▶ DIRECTIVE A
In the entries below, reproduce word for word the lines between the one holding "- alarm-icon: [437, 16, 453, 32]" and the one holding "- size-comparison-name: - ревень", inclusive.
------ TEXT
Tricks to having a Safer Halloween

Tricks to having a Safer Halloween

Tricks to Having a Safer Halloween

I’ll be the first to admit it, yes the pun in the title was awful, but hey, it got you here didn’t it?

Many people consider fall to be their favorite season, and who’s to blame them? Fall brings all sorts of great things with it: bonfires with friends, colorful and crunchy leaves everywhere, the heart of the NFL season, comfy sweaters galore, and Halloween! Who doesn’t love Halloween (your antisocial neighbors don’t count)? Costumes, candy, scary stories — it’s all fun stuff right? Well, not for everyone. According to Safe Kids Worldwide, 77% of parents were “fearful” of their kids health on Halloween. We’ve all heard crazy stories of razors in apples and poisoned candy, but is Halloween actually dangerous?

In short, yes Halloween is one of the most dangerous days of the year, especially for children. Safe Kids Worldwide reported that children are more than twice as likely to be fatally hit by a car on Halloween, and the National Fire Protection Association reported that between 2009 and 2013, Halloween decorations caused 860 home fires on average.

In this blog we’ll be briefly covering some tips to keep you, you children, and your property safe during Halloween!

On Halloween night, thousands of children walk around neighborhoods in search of candy. Kids travelling around in groups can (as we all know) sometimes lead to mischief, which can lead to falling, being left alone, and in the worst case being hit by a car. Let’s go over a few quick and easy ways you can decrease your child’s risk of injury.


  • Be sure your child’s costume is brightly colored and has some sort of reflective surface on it. Reflective tape and stickers are a great alternative!
  • Make sure all dresses/hanging objects do not reach the floor. Children will trip, get tangled, and their costumes may even end up in flames!
  • If wearing a mask, make sure your child can see through the eye-holes, and that the mask is firmly gripping their face.
  • Test makeup and face paint the day before to avoid allergic reactions.
------------
▶ DIRECTIVE B
Duplicate the Halloween safety text above in full, word for word.
------ INPUT MATERIAL
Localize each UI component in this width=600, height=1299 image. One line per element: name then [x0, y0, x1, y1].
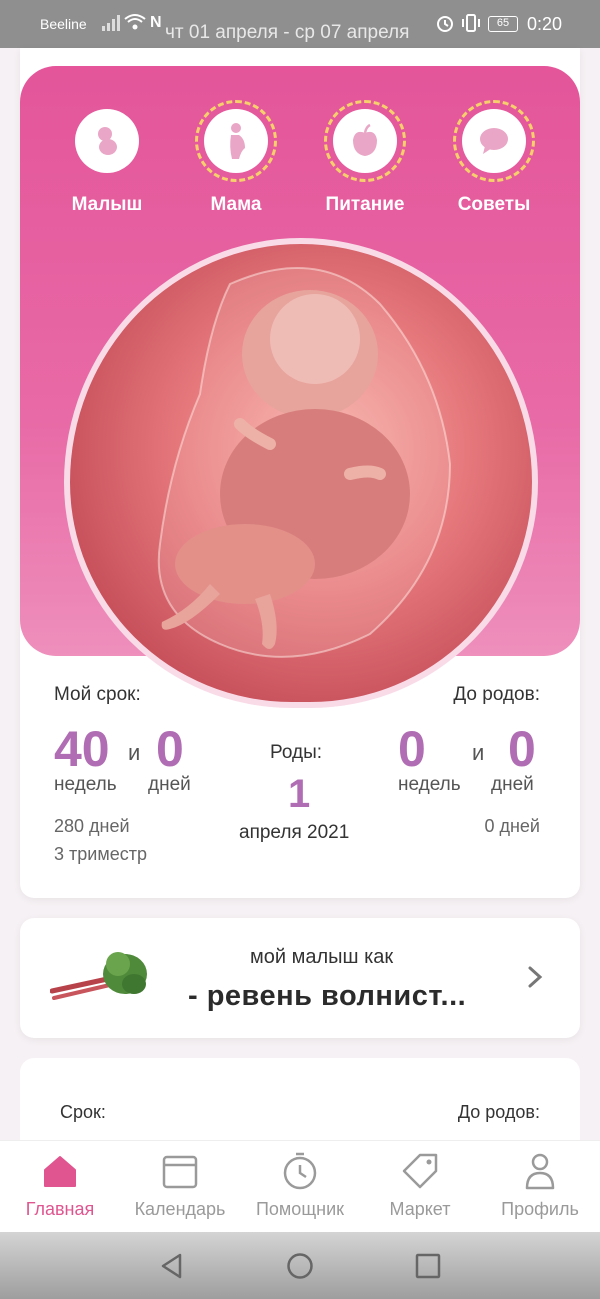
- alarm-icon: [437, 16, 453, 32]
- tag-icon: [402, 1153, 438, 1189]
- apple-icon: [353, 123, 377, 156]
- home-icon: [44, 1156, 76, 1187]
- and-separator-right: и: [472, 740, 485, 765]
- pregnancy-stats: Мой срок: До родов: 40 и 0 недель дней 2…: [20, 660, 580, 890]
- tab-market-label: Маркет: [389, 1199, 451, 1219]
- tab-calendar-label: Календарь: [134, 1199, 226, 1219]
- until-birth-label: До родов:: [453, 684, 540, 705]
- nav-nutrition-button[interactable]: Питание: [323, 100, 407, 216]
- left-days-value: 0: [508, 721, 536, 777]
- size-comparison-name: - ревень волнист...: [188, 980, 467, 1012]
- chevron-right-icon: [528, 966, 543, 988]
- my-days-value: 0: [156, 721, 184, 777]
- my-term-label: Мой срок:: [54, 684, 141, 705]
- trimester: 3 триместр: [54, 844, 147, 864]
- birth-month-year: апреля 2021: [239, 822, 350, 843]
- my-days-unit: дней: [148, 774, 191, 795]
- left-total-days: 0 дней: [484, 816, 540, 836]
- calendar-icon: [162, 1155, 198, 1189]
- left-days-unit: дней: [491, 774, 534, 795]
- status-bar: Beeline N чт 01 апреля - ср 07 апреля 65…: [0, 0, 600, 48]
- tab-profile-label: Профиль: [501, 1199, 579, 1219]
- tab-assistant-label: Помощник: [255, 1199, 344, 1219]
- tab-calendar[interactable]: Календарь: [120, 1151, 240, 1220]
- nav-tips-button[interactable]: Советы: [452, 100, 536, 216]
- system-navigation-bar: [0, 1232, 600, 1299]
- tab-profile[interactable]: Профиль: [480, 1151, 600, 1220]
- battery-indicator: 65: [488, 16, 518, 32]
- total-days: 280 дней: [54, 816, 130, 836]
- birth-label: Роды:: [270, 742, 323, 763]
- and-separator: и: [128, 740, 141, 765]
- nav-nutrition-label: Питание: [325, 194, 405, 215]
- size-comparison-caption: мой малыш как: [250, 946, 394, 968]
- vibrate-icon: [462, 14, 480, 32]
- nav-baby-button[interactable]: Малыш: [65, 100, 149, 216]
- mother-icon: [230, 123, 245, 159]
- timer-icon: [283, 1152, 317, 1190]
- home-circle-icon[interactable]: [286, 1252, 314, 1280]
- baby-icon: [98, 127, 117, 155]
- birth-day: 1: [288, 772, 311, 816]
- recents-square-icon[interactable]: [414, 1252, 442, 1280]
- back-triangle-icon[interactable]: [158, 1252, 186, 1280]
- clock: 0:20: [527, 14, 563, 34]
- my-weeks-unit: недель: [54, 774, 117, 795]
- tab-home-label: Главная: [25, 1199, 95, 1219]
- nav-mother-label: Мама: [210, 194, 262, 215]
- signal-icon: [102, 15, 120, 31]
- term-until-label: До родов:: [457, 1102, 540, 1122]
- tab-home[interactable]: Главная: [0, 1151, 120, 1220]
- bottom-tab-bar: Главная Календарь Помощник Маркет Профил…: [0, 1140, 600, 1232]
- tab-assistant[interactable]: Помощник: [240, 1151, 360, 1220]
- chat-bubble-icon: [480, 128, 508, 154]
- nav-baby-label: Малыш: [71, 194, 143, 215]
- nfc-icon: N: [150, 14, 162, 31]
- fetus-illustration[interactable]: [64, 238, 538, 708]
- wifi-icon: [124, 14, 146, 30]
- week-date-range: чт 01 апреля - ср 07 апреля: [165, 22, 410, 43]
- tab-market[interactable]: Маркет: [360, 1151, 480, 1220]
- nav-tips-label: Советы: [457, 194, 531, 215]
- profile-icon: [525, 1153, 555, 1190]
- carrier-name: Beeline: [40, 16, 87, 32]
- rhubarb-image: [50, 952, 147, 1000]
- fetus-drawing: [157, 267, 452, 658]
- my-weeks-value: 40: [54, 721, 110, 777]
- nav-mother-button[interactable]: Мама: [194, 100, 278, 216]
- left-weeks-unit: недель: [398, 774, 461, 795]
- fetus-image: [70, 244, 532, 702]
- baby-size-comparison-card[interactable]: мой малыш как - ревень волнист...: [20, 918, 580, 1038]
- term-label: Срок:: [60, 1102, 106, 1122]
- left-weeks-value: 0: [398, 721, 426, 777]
------------
▶ TASK RESPONSE A
- alarm-icon: [437, 16, 453, 32]
- tag-icon: [402, 1153, 438, 1189]
- apple-icon: [353, 123, 377, 156]
- home-icon: [44, 1156, 76, 1187]
- and-separator-right: и: [472, 740, 485, 765]
- pregnancy-stats: Мой срок: До родов: 40 и 0 недель дней 2…: [20, 660, 580, 890]
- tab-market-label: Маркет: [389, 1199, 451, 1219]
- tab-calendar-label: Календарь: [134, 1199, 226, 1219]
- until-birth-label: До родов:: [453, 684, 540, 705]
- nav-nutrition-button[interactable]: Питание: [323, 100, 407, 216]
- left-days-value: 0: [508, 721, 536, 777]
- size-comparison-name: - ревень волнист...: [188, 980, 467, 1012]

▶ TASK RESPONSE B
Tricks to having a Safer Halloween

Tricks to having a Safer Halloween

Tricks to Having a Safer Halloween

I’ll be the first to admit it, yes the pun in the title was awful, but hey, it got you here didn’t it?

Many people consider fall to be their favorite season, and who’s to blame them? Fall brings all sorts of great things with it: bonfires with friends, colorful and crunchy leaves everywhere, the heart of the NFL season, comfy sweaters galore, and Halloween! Who doesn’t love Halloween (your antisocial neighbors don’t count)? Costumes, candy, scary stories — it’s all fun stuff right? Well, not for everyone. According to Safe Kids Worldwide, 77% of parents were “fearful” of their kids health on Halloween. We’ve all heard crazy stories of razors in apples and poisoned candy, but is Halloween actually dangerous?

In short, yes Halloween is one of the most dangerous days of the year, especially for children. Safe Kids Worldwide reported that children are more than twice as likely to be fatally hit by a car on Halloween, and the National Fire Protection Association reported that between 2009 and 2013, Halloween decorations caused 860 home fires on average.

In this blog we’ll be briefly covering some tips to keep you, you children, and your property safe during Halloween!

On Halloween night, thousands of children walk around neighborhoods in search of candy. Kids travelling around in groups can (as we all know) sometimes lead to mischief, which can lead to falling, being left alone, and in the worst case being hit by a car. Let’s go over a few quick and easy ways you can decrease your child’s risk of injury.


  • Be sure your child’s costume is brightly colored and has some sort of reflective surface on it. Reflective tape and stickers are a great alternative!
  • Make sure all dresses/hanging objects do not reach the floor. Children will trip, get tangled, and their costumes may even end up in flames!
  • If wearing a mask, make sure your child can see through the eye-holes, and that the mask is firmly gripping their face.
  • Test makeup and face paint the day before to avoid allergic reactions.